TO DO:
Please determine how many lines of the material include the word "obrátí", and respond with nothing but that number.

━━━━━ TASK INPUT ━━━━━

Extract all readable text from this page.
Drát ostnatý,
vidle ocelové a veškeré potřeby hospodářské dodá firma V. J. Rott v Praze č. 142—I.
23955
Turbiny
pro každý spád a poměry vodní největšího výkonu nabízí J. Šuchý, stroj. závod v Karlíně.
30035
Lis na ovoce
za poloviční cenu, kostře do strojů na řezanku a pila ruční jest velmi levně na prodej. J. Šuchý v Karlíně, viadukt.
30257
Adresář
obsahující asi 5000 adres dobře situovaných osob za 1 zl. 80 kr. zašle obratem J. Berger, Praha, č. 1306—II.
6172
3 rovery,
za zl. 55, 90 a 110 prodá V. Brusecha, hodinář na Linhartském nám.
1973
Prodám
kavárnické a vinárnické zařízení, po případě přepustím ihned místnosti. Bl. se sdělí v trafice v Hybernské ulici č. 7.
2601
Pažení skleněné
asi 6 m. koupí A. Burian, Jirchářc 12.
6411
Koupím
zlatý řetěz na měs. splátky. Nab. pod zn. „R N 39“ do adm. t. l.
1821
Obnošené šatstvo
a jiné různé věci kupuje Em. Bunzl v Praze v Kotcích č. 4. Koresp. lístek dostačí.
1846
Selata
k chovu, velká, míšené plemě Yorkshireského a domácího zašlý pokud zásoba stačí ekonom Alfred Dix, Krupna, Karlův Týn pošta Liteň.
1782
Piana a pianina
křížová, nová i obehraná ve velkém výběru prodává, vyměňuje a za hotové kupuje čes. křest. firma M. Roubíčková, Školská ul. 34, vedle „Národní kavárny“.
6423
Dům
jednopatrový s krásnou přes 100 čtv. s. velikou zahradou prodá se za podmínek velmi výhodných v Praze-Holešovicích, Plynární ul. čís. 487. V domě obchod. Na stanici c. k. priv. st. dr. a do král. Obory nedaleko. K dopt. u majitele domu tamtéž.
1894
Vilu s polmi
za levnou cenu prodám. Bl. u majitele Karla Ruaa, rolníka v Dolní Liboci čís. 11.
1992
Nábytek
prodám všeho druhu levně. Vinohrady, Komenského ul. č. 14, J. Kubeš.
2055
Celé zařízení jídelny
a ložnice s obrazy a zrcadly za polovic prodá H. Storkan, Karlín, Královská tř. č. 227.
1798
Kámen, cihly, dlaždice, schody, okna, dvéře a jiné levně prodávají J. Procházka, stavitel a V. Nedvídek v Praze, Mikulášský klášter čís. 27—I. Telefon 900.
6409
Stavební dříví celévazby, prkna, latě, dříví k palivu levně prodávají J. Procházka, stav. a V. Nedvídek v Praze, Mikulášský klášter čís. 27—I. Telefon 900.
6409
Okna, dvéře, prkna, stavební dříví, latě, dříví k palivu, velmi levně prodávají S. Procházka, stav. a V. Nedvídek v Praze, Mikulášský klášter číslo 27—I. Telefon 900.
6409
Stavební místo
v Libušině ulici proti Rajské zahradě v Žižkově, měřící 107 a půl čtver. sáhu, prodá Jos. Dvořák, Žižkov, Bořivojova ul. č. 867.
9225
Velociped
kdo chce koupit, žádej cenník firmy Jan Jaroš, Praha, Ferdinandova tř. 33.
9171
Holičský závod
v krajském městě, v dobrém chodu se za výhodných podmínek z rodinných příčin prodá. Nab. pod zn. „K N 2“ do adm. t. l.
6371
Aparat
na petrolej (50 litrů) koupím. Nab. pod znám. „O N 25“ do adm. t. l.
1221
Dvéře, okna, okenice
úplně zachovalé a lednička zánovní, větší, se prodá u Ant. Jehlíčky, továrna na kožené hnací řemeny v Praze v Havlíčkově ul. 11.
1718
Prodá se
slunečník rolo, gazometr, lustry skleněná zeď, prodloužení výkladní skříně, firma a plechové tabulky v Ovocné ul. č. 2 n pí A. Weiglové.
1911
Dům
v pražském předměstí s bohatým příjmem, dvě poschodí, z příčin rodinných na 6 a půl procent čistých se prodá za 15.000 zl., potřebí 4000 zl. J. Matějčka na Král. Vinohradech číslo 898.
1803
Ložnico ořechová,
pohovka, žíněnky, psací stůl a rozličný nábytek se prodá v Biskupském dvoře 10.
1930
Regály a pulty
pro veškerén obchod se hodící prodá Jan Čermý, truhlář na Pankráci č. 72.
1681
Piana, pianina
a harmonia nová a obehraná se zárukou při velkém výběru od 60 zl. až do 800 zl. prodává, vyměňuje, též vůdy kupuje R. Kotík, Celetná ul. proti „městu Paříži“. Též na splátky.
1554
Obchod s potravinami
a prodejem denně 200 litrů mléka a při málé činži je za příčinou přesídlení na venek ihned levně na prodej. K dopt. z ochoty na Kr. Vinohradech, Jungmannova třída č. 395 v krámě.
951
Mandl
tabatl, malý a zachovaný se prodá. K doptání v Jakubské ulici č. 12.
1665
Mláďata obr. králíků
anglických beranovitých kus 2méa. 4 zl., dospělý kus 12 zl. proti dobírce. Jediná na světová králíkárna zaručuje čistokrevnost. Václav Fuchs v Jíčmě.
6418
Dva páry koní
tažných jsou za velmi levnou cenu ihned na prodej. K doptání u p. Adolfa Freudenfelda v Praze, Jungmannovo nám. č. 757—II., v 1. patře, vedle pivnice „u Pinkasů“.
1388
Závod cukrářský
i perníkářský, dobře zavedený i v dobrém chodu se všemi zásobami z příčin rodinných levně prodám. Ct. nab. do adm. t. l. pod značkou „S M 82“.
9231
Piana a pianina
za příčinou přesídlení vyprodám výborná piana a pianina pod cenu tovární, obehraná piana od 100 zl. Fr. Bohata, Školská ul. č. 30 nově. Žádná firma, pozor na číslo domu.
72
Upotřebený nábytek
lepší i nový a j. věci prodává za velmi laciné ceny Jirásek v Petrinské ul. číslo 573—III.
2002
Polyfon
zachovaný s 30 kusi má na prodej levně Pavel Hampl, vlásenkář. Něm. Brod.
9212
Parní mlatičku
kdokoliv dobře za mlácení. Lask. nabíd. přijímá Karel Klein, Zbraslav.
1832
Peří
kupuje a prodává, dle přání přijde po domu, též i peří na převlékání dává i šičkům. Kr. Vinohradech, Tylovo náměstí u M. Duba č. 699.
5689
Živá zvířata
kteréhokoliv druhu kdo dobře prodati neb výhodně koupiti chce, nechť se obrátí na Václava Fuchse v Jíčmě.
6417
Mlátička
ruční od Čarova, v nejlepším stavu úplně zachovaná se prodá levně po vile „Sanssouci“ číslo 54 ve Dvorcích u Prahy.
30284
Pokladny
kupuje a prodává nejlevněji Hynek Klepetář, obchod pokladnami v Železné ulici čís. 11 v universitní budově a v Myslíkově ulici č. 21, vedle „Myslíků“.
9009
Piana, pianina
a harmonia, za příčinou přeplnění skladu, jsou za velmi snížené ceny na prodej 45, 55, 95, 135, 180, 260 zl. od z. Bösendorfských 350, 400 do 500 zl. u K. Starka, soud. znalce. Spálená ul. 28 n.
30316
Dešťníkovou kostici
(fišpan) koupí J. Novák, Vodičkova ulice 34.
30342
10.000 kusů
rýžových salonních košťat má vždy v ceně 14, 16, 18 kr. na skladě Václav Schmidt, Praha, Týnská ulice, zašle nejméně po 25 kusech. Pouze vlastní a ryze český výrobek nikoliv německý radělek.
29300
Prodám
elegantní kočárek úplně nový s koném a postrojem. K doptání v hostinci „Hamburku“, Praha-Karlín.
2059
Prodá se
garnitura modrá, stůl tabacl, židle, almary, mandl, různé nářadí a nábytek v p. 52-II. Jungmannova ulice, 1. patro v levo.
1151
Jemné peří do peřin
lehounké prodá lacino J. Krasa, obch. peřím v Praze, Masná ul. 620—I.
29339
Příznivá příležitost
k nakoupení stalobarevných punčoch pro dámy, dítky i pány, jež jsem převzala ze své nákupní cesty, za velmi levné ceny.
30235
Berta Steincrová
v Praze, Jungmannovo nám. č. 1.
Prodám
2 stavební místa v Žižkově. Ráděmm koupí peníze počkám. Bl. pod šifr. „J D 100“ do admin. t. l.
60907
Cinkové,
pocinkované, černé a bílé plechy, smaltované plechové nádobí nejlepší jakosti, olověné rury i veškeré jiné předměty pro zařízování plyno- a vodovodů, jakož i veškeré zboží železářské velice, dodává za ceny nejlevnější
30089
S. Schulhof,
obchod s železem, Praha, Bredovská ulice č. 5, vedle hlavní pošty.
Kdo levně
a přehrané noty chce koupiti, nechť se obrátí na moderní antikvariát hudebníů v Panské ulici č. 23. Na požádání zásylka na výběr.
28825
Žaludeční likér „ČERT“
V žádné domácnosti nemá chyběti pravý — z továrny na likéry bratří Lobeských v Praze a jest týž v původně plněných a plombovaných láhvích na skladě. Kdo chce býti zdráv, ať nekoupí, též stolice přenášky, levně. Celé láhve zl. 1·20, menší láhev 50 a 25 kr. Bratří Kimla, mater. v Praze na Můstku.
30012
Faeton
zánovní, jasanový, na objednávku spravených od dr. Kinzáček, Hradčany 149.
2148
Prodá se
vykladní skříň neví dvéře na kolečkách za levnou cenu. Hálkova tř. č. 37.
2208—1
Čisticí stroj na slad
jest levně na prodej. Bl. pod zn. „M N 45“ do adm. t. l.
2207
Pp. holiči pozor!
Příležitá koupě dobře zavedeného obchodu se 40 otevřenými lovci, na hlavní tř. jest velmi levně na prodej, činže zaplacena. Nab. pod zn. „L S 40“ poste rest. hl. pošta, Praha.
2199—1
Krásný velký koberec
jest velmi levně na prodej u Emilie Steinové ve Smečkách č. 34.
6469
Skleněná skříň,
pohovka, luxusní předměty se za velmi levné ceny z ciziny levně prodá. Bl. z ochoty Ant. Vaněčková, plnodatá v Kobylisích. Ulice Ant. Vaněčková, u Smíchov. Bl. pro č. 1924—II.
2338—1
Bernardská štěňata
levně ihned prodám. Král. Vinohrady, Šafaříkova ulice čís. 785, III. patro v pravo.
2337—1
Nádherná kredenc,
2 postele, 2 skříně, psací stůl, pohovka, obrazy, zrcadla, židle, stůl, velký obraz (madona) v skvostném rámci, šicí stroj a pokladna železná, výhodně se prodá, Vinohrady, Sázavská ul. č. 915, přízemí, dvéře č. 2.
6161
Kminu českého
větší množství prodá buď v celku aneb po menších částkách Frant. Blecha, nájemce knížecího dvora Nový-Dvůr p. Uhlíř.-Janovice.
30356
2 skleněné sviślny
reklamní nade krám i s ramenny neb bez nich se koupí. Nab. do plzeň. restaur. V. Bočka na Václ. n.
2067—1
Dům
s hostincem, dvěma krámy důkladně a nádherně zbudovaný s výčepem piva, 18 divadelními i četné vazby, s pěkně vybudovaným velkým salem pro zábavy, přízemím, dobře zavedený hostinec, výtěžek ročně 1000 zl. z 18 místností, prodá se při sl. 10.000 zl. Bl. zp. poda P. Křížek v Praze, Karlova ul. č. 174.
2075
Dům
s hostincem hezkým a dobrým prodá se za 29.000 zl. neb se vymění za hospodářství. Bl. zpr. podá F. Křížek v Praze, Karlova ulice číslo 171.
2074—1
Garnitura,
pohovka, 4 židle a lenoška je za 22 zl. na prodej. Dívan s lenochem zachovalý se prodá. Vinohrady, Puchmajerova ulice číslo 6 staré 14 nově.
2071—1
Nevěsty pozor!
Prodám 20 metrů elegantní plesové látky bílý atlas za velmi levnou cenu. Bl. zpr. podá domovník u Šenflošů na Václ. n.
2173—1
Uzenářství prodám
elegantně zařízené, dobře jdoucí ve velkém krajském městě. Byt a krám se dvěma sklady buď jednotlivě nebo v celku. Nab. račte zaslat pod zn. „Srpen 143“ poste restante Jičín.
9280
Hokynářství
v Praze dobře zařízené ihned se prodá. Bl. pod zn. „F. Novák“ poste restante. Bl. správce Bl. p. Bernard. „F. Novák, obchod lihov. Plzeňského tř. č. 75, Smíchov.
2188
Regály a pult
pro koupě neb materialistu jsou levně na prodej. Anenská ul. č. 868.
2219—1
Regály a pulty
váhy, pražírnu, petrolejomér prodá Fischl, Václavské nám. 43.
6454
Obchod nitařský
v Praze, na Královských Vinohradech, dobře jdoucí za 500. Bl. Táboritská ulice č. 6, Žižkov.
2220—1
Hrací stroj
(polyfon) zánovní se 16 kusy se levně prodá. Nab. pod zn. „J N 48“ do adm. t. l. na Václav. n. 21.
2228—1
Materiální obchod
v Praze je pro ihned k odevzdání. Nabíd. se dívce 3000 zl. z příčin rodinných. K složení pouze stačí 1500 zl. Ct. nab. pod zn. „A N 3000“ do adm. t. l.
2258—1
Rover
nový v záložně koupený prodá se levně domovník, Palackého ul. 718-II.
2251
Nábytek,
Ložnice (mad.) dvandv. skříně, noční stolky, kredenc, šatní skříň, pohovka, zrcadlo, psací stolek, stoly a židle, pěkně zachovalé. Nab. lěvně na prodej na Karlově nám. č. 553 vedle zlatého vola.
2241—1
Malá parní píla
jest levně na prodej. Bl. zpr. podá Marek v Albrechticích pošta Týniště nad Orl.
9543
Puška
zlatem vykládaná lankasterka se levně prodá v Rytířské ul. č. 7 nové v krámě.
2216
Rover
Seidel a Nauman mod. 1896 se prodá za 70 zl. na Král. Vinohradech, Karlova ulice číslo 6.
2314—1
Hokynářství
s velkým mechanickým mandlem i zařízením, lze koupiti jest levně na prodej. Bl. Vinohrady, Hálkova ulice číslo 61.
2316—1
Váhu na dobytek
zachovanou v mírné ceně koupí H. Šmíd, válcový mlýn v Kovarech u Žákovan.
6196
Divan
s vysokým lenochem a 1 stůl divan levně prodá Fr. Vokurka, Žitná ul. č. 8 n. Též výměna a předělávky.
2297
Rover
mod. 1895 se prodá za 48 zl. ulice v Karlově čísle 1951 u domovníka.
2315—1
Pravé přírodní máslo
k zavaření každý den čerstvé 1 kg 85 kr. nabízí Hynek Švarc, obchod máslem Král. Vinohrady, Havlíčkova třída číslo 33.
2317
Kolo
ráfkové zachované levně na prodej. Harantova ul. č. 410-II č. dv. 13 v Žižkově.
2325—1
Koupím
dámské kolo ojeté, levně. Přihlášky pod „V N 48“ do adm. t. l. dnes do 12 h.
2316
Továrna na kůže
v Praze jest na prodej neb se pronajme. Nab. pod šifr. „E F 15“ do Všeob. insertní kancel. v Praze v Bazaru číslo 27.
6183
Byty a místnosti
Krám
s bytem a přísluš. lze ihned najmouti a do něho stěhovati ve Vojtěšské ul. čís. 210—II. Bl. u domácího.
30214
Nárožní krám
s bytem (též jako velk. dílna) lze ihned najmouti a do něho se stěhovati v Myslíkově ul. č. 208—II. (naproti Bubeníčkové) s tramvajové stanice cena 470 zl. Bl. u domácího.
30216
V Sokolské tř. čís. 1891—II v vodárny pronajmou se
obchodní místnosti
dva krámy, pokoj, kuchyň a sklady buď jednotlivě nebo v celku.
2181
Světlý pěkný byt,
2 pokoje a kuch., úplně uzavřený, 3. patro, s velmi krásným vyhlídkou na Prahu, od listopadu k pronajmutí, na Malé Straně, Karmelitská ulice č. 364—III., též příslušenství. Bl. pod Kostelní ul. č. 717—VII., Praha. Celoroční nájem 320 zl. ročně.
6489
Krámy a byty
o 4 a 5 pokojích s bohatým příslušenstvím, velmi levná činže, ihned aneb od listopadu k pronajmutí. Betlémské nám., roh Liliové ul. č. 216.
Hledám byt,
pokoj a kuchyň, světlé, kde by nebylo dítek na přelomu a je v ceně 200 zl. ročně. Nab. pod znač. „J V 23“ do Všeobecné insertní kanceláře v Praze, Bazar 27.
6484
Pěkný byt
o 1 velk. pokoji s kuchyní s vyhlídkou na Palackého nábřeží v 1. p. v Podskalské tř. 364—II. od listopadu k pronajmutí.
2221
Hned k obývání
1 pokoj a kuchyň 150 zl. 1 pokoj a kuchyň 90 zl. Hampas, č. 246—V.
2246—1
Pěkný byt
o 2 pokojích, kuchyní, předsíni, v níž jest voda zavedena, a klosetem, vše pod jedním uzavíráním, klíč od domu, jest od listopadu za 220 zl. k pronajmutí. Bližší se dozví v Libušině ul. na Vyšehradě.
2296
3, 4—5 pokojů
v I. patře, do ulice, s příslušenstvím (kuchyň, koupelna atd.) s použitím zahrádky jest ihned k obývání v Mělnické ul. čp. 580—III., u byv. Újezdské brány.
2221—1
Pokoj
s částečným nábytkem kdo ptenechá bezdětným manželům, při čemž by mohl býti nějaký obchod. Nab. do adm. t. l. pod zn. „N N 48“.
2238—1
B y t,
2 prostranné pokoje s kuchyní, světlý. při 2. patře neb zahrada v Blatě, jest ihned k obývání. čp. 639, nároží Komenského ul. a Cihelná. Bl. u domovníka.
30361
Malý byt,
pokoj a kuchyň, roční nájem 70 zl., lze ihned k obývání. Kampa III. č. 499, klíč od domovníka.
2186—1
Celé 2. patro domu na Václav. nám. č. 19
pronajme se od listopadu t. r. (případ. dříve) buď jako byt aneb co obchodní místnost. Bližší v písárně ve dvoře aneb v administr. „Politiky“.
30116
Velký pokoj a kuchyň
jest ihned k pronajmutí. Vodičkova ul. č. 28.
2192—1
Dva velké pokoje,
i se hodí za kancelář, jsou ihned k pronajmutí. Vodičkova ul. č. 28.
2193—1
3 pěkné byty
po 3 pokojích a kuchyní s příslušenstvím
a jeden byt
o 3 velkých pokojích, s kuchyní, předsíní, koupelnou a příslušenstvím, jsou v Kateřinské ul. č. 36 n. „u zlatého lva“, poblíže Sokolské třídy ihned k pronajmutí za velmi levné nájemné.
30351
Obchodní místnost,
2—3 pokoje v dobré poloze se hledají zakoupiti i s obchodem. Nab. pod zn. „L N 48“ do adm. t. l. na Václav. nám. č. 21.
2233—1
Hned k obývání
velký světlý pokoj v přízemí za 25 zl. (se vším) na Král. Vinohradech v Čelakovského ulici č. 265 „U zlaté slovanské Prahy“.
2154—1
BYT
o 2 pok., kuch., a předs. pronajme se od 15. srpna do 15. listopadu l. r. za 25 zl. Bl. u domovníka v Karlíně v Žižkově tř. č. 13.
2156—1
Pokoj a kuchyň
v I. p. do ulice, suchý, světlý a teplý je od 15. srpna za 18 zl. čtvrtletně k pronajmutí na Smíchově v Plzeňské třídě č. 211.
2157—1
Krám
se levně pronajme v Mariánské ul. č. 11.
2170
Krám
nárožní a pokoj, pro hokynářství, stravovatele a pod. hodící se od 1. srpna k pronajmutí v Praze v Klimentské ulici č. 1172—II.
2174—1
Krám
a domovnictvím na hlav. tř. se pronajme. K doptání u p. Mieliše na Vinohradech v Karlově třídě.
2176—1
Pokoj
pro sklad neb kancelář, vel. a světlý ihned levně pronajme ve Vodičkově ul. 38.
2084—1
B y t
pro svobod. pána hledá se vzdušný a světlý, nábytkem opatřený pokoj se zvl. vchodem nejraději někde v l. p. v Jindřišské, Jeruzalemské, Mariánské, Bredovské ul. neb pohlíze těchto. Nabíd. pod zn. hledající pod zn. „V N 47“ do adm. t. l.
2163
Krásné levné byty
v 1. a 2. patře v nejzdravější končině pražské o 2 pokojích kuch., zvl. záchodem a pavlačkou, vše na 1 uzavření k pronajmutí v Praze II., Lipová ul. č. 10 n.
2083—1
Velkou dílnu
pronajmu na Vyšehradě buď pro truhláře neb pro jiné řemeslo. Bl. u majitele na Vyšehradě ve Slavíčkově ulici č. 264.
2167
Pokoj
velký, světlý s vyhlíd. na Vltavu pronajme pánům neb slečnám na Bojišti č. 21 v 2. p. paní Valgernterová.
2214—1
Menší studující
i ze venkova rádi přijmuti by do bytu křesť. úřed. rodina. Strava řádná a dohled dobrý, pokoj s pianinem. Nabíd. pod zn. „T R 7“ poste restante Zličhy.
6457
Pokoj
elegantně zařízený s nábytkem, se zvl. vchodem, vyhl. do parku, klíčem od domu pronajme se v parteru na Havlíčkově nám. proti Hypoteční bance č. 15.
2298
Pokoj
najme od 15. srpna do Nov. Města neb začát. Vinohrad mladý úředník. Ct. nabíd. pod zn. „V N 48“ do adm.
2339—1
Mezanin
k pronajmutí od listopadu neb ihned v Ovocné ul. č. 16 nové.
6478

━━━━━

THE COMPLETED TASK:
2